**Цитируемый текст**
Родителей выселили из Татарстана в Приморье в конце 20-х годов, посчитали зажиточными по тем временам. Они попали во второй поток переселенцев. В Татарстане осталось все нажитое, и дом до сих пор стоит, я был, видел. Жили родители в деревне и занимались сельским хозяйством.

Прибыли в Приморье, приехали вот сюда, в Артём. Тогда-то и города, по их словам, не было. Поселились в бараке. Отец устроился на шахту. Вы наверное и не знаете, что первая шахта в Артёме, № 1, находилась на месте сегодняшней зубопротезной больницы. Потом шахту в 1956 году соединили с шахтой «3-ц» (сегодняшняя «Дальневосточная»), и стал это единый горный комплекс. Отец работал в забое, а детей было в семье семеро. Я самый старший, выжило только четверо. Так что мой путь прост и обычен по тому времени: техникум, шахта, институт…

- Вернемся к Африке. Как Вы освоились там?

- Языкового барьера не было. Полгода я плотно изучал португальский язык. Ни одного слова сначала не знал, потом самостоятельно освоил разговорный, сейчас еще помню, при случае могу пообщаться. Главное, надо было приспособиться к 55-градусной жаре летом и к 30-градусной - зимой. А солнце идет с востока через север на запад, потому что южное полушарие. Насмотрелся на крокодилов, необычную природу, встречался с президентом Мозамбика. Столько воспоминаний храню, за один раз не рассказать…



Мозамбик. 1985 год

- Скажите, советского человека и там можно было отличить от европейца?

- Да, потому что мы были закомплексованы. Например, в шортах не ходили, лишний раз боялись на женщину взгляд бросить, вдруг чего-то не так подумают. Там, в Африке, другой мир и совсем другой подход к делу. Говорим, отсталый континент, а они, не в пример нам сегодняшним, уже тогда при решении любого технического вопроса наперед просчитывали деньги, выгоду, пользу. Там я проработал три года, ездил за десятки километров на рудник, обучал африканцев и сам трудился по 12 часов…

- И смогли заработать себе на приличную жизнь после возвращения?

- Наши специалисты в сравнении со всеми остальными и там получали мизер, такой был заключен контракт. Я купил автомобиль «Волга», а все остальное по мелочам разошлось. Переезжать никуда не хотел, хотя много объездил, но здесь родился и прикипел теперь до смерти.

**Задачи и задания**
A – Повторите дословно строки записей, начиная с самой первой и заканчивая строкой, в которой стоит «marginal-h0-panel [99, 39, 301, 244]»; эту строку тоже включите.
B – Продолжите интервью о жизни в Артёме и работе в Мозамбике, начав сразу после его последнего предложения.

Записанные данные:
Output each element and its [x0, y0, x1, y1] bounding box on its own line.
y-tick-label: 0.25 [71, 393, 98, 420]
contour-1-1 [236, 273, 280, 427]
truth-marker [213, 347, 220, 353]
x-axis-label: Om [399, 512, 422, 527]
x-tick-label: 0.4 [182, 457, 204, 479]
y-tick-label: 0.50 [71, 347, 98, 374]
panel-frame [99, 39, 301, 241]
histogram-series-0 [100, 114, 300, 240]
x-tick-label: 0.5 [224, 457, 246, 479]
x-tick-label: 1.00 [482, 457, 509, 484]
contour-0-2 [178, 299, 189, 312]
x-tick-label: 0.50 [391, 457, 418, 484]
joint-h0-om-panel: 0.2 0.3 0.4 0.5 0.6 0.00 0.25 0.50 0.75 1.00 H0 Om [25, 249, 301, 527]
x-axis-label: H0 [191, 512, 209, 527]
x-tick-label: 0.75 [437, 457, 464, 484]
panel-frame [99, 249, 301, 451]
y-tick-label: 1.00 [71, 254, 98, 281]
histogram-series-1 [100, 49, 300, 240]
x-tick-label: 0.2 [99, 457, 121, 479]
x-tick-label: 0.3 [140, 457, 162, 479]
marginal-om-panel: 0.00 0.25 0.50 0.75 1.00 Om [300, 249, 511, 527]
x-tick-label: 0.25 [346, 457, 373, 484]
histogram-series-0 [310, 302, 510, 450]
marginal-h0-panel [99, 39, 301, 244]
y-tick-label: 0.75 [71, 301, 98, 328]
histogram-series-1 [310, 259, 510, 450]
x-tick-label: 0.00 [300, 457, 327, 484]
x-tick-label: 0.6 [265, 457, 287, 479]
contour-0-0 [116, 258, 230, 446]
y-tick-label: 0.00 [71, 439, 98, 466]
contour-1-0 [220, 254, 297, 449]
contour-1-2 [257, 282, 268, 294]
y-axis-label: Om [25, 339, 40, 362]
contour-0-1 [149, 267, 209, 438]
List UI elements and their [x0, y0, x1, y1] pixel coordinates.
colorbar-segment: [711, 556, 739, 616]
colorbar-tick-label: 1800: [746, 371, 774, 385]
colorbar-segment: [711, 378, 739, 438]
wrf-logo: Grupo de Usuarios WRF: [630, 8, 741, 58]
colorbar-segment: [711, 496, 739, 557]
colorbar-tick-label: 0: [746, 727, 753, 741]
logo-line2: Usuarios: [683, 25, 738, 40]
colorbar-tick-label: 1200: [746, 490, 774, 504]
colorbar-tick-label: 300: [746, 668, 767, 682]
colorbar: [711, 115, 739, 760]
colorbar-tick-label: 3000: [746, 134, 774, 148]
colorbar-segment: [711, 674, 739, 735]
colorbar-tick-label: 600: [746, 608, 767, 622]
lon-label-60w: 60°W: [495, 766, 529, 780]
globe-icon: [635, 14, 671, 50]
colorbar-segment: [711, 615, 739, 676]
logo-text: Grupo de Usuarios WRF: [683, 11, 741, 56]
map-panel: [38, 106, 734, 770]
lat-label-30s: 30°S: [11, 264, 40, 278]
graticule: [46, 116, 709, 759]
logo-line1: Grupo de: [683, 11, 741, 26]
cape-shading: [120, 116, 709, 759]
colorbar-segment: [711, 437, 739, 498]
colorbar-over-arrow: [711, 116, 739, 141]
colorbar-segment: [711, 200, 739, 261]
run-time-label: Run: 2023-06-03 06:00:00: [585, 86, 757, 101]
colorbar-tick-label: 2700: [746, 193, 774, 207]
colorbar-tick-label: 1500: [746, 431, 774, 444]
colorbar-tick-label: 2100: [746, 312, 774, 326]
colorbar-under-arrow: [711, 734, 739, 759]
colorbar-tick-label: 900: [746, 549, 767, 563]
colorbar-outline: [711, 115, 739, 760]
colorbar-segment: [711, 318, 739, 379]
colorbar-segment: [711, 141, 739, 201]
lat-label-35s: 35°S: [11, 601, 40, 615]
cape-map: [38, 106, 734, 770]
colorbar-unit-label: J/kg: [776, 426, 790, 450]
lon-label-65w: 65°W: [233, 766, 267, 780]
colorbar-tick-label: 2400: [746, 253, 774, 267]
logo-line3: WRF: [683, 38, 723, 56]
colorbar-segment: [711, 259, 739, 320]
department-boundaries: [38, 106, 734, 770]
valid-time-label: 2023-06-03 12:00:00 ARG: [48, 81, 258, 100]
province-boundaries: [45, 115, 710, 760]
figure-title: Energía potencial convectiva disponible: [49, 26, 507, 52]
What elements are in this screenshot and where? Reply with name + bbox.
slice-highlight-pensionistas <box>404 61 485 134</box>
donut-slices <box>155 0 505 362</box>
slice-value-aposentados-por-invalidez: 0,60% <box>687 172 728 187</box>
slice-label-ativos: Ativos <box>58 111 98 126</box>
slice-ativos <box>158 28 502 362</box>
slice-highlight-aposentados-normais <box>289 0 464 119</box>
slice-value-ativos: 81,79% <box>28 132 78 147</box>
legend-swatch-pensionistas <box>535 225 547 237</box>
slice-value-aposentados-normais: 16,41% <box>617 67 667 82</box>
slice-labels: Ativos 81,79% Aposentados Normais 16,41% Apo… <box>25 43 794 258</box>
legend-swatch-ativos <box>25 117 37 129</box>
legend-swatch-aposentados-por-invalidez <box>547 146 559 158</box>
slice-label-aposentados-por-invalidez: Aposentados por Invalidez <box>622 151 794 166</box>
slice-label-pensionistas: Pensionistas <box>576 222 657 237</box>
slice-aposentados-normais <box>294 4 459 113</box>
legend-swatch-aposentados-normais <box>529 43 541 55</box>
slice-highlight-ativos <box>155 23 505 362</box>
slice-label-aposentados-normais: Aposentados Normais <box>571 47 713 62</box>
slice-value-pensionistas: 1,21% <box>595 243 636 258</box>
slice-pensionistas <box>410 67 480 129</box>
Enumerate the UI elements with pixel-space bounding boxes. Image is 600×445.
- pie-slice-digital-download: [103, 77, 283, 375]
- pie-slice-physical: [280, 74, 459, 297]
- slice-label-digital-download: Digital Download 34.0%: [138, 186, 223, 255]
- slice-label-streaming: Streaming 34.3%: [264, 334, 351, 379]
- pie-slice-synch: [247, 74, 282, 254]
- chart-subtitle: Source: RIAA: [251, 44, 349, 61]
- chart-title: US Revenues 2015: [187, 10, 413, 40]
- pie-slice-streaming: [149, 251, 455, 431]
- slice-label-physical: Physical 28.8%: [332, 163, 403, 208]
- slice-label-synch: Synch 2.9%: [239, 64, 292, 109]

**Письменные ответы**
A –
Output each element and its [x0, y0, x1, y1] bounding box on its own line.
y-tick-label: 0.25 [71, 393, 98, 420]
contour-1-1 [236, 273, 280, 427]
truth-marker [213, 347, 220, 353]
x-axis-label: Om [399, 512, 422, 527]
x-tick-label: 0.4 [182, 457, 204, 479]
y-tick-label: 0.50 [71, 347, 98, 374]
panel-frame [99, 39, 301, 241]
histogram-series-0 [100, 114, 300, 240]
x-tick-label: 0.5 [224, 457, 246, 479]
x-tick-label: 1.00 [482, 457, 509, 484]
contour-0-2 [178, 299, 189, 312]
x-tick-label: 0.50 [391, 457, 418, 484]
joint-h0-om-panel: 0.2 0.3 0.4 0.5 0.6 0.00 0.25 0.50 0.75 1.00 H0 Om [25, 249, 301, 527]
x-axis-label: H0 [191, 512, 209, 527]
x-tick-label: 0.75 [437, 457, 464, 484]
panel-frame [99, 249, 301, 451]
y-tick-label: 1.00 [71, 254, 98, 281]
histogram-series-1 [100, 49, 300, 240]
x-tick-label: 0.2 [99, 457, 121, 479]
x-tick-label: 0.3 [140, 457, 162, 479]
marginal-om-panel: 0.00 0.25 0.50 0.75 1.00 Om [300, 249, 511, 527]
x-tick-label: 0.25 [346, 457, 373, 484]
histogram-series-0 [310, 302, 510, 450]
marginal-h0-panel [99, 39, 301, 244]

B –
- Иван Григорьевич, потом Вы вернулись и вновь потянулись привычные будни. Что кроме работы давало Вам хороший заряд бодрости?

- Спорт. В те годы вообще город наш был более спортивным. Массовость присутствовала и интерес. Центром всего спортивного был наш Дворец культуры угольщиков. Там столько секций разных было, интересно. Лично я увлекался штангой, футболом и хоккеем. Выступал на соревнованиях, честь шахты отстаивал, призы получал. И все после работы, три раза в неделю.



Дед действительно был отличным спортсменом. На верхней фото он в составе сборной своей части на первенстве дивизии по футболу (Сучан, 1953 год). Команда стала победителем, дед четвертый слева. А на нижней фото дед занимает 1-е место в первенстве Горного института по тяжелой атлетике (в рывке) (Ленинград, 1960 год).



- А успели личную жизнь построить в перерывах между работой и спортом?

- Все хорошо сложилось на личном фронте. Женился в 1957 году, так что 40 лет совместной жизни с супругой уже отмахали. Дочек вырастили, теперь уж три внука.

- Что же такое для Вас счастье? Вы его достигли, побывав во многих странах, включая Германию?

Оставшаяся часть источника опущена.